To be done ▸ Give back the full listing, character for character, with no pictures.

Supplied records ▸

>>>

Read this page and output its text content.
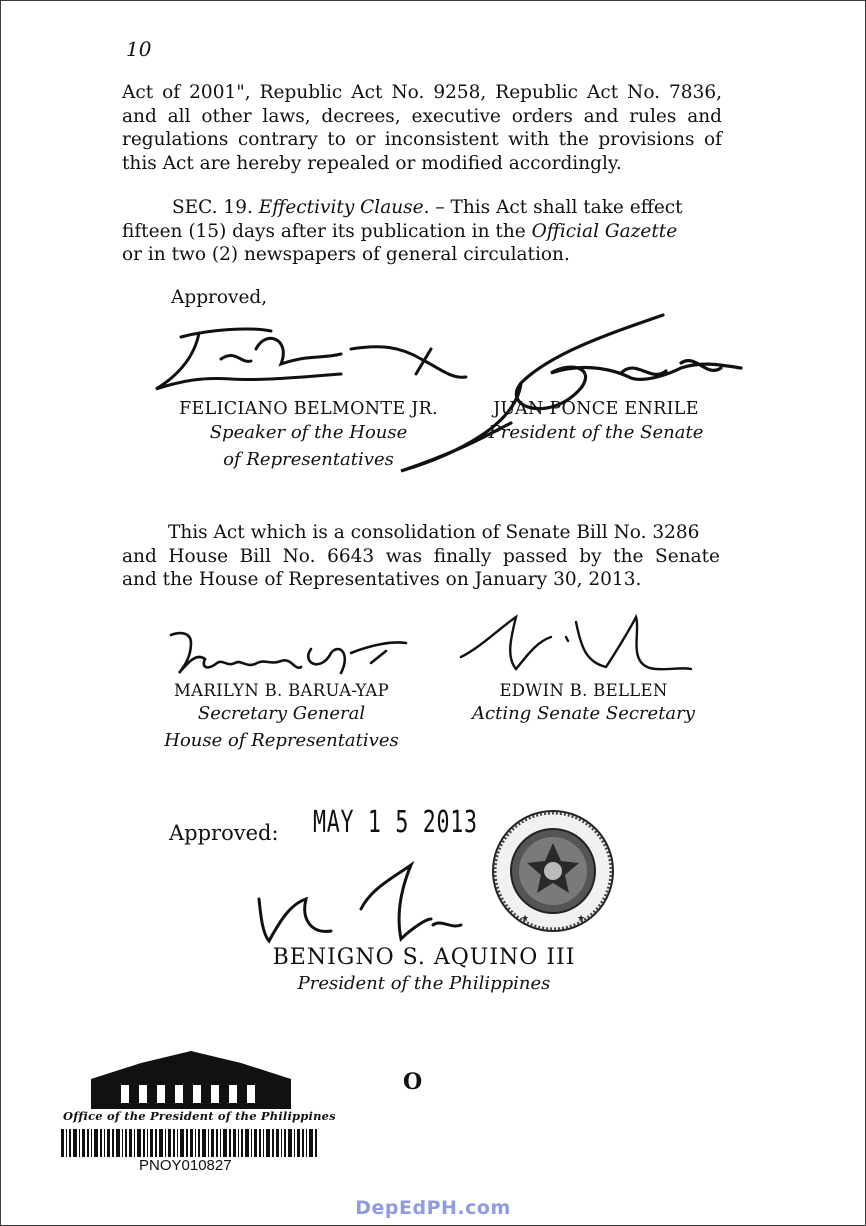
10
Act of 2001", Republic Act No. 9258, Republic Act No. 7836,
and all other laws, decrees, executive orders and rules and
regulations contrary to or inconsistent with the provisions of
this Act are hereby repealed or modified accordingly.
SEC. 19. Effectivity Clause. – This Act shall take effect
fifteen (15) days after its publication in the Official Gazette
or in two (2) newspapers of general circulation.
Approved,
FELICIANO BELMONTE JR.
Speaker of the House
of Representatives
JUAN PONCE ENRILE
President of the Senate
This Act which is a consolidation of Senate Bill No. 3286
and House Bill No. 6643 was finally passed by the Senate
and the House of Representatives on January 30, 2013.
MARILYN B. BARUA-YAP
Secretary General
House of Representatives
EDWIN B. BELLEN
Acting Senate Secretary
Approved: MAY 1 5 2013
★	★
BENIGNO S. AQUINO III
President of the Philippines
Office of the President of the Philippines
PNOY010827
O
DepEdPH.com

<<<

Written response ▸
Read this page and output its text content.
10
Act of 2001", Republic Act No. 9258, Republic Act No. 7836,
and all other laws, decrees, executive orders and rules and
regulations contrary to or inconsistent with the provisions of
this Act are hereby repealed or modified accordingly.
SEC. 19. Effectivity Clause. – This Act shall take effect
fifteen (15) days after its publication in the Official Gazette
or in two (2) newspapers of general circulation.
Approved,
FELICIANO BELMONTE JR.
Speaker of the House
of Representatives
JUAN PONCE ENRILE
President of the Senate
This Act which is a consolidation of Senate Bill No. 3286
and House Bill No. 6643 was finally passed by the Senate
and the House of Representatives on January 30, 2013.
MARILYN B. BARUA-YAP
Secretary General
House of Representatives
EDWIN B. BELLEN
Acting Senate Secretary
Approved: MAY 1 5 2013
★	★
BENIGNO S. AQUINO III
President of the Philippines
Office of the President of the Philippines
PNOY010827
O
DepEdPH.com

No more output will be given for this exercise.